**Provided entries**
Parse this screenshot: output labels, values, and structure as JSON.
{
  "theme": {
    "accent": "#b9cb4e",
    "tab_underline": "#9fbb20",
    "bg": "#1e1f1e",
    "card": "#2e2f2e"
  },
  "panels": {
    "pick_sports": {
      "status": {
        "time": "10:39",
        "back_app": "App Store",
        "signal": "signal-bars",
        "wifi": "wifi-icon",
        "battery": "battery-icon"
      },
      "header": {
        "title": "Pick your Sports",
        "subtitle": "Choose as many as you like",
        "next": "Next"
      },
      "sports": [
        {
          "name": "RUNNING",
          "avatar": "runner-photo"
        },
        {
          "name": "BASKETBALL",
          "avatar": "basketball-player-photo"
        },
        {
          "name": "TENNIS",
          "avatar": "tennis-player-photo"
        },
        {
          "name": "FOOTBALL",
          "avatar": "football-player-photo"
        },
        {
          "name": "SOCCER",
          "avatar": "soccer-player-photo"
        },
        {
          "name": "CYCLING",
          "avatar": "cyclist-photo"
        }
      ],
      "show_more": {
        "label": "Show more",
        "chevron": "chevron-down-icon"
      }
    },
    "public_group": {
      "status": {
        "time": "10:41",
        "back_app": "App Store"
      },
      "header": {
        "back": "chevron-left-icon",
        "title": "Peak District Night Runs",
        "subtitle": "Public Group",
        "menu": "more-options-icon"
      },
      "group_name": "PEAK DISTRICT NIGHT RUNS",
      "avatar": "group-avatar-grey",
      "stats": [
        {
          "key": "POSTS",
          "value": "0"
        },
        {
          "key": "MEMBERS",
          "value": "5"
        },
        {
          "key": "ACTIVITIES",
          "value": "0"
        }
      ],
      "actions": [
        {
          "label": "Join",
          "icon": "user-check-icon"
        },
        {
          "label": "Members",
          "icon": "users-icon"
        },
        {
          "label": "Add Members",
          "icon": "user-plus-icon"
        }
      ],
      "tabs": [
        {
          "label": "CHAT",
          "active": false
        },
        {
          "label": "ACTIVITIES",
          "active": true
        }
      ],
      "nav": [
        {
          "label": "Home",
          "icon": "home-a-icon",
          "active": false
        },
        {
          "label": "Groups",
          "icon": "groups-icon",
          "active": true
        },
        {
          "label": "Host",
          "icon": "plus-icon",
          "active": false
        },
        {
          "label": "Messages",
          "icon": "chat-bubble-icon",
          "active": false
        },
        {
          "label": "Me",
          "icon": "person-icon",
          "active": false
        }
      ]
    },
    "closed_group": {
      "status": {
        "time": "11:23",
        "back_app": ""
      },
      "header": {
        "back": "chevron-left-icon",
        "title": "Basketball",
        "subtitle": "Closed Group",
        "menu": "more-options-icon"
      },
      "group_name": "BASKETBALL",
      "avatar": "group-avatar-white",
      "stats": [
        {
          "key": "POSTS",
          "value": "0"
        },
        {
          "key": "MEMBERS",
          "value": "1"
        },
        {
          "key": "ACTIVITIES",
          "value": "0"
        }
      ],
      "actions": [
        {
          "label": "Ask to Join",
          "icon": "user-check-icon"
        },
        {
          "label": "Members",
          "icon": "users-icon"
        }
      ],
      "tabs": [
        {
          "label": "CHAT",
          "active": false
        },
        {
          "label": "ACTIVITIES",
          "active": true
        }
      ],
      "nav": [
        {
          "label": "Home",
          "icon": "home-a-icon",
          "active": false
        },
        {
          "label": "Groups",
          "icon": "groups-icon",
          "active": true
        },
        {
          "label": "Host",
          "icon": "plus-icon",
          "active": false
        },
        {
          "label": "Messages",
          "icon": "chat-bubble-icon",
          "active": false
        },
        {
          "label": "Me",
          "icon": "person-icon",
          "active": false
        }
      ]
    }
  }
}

**The problem**
Transcribe the material above in its entirety. Match it exactly.

**In response**
Parse this screenshot: output labels, values, and structure as JSON.
{
  "theme": {
    "accent": "#b9cb4e",
    "tab_underline": "#9fbb20",
    "bg": "#1e1f1e",
    "card": "#2e2f2e"
  },
  "panels": {
    "pick_sports": {
      "status": {
        "time": "10:39",
        "back_app": "App Store",
        "signal": "signal-bars",
        "wifi": "wifi-icon",
        "battery": "battery-icon"
      },
      "header": {
        "title": "Pick your Sports",
        "subtitle": "Choose as many as you like",
        "next": "Next"
      },
      "sports": [
        {
          "name": "RUNNING",
          "avatar": "runner-photo"
        },
        {
          "name": "BASKETBALL",
          "avatar": "basketball-player-photo"
        },
        {
          "name": "TENNIS",
          "avatar": "tennis-player-photo"
        },
        {
          "name": "FOOTBALL",
          "avatar": "football-player-photo"
        },
        {
          "name": "SOCCER",
          "avatar": "soccer-player-photo"
        },
        {
          "name": "CYCLING",
          "avatar": "cyclist-photo"
        }
      ],
      "show_more": {
        "label": "Show more",
        "chevron": "chevron-down-icon"
      }
    },
    "public_group": {
      "status": {
        "time": "10:41",
        "back_app": "App Store"
      },
      "header": {
        "back": "chevron-left-icon",
        "title": "Peak District Night Runs",
        "subtitle": "Public Group",
        "menu": "more-options-icon"
      },
      "group_name": "PEAK DISTRICT NIGHT RUNS",
      "avatar": "group-avatar-grey",
      "stats": [
        {
          "key": "POSTS",
          "value": "0"
        },
        {
          "key": "MEMBERS",
          "value": "5"
        },
        {
          "key": "ACTIVITIES",
          "value": "0"
        }
      ],
      "actions": [
        {
          "label": "Join",
          "icon": "user-check-icon"
        },
        {
          "label": "Members",
          "icon": "users-icon"
        },
        {
          "label": "Add Members",
          "icon": "user-plus-icon"
        }
      ],
      "tabs": [
        {
          "label": "CHAT",
          "active": false
        },
        {
          "label": "ACTIVITIES",
          "active": true
        }
      ],
      "nav": [
        {
          "label": "Home",
          "icon": "home-a-icon",
          "active": false
        },
        {
          "label": "Groups",
          "icon": "groups-icon",
          "active": true
        },
        {
          "label": "Host",
          "icon": "plus-icon",
          "active": false
        },
        {
          "label": "Messages",
          "icon": "chat-bubble-icon",
          "active": false
        },
        {
          "label": "Me",
          "icon": "person-icon",
          "active": false
        }
      ]
    },
    "closed_group": {
      "status": {
        "time": "11:23",
        "back_app": ""
      },
      "header": {
        "back": "chevron-left-icon",
        "title": "Basketball",
        "subtitle": "Closed Group",
        "menu": "more-options-icon"
      },
      "group_name": "BASKETBALL",
      "avatar": "group-avatar-white",
      "stats": [
        {
          "key": "POSTS",
          "value": "0"
        },
        {
          "key": "MEMBERS",
          "value": "1"
        },
        {
          "key": "ACTIVITIES",
          "value": "0"
        }
      ],
      "actions": [
        {
          "label": "Ask to Join",
          "icon": "user-check-icon"
        },
        {
          "label": "Members",
          "icon": "users-icon"
        }
      ],
      "tabs": [
        {
          "label": "CHAT",
          "active": false
        },
        {
          "label": "ACTIVITIES",
          "active": true
        }
      ],
      "nav": [
        {
          "label": "Home",
          "icon": "home-a-icon",
          "active": false
        },
        {
          "label": "Groups",
          "icon": "groups-icon",
          "active": true
        },
        {
          "label": "Host",
          "icon": "plus-icon",
          "active": false
        },
        {
          "label": "Messages",
          "icon": "chat-bubble-icon",
          "active": false
        },
        {
          "label": "Me",
          "icon": "person-icon",
          "active": false
        }
      ]
    }
  }
}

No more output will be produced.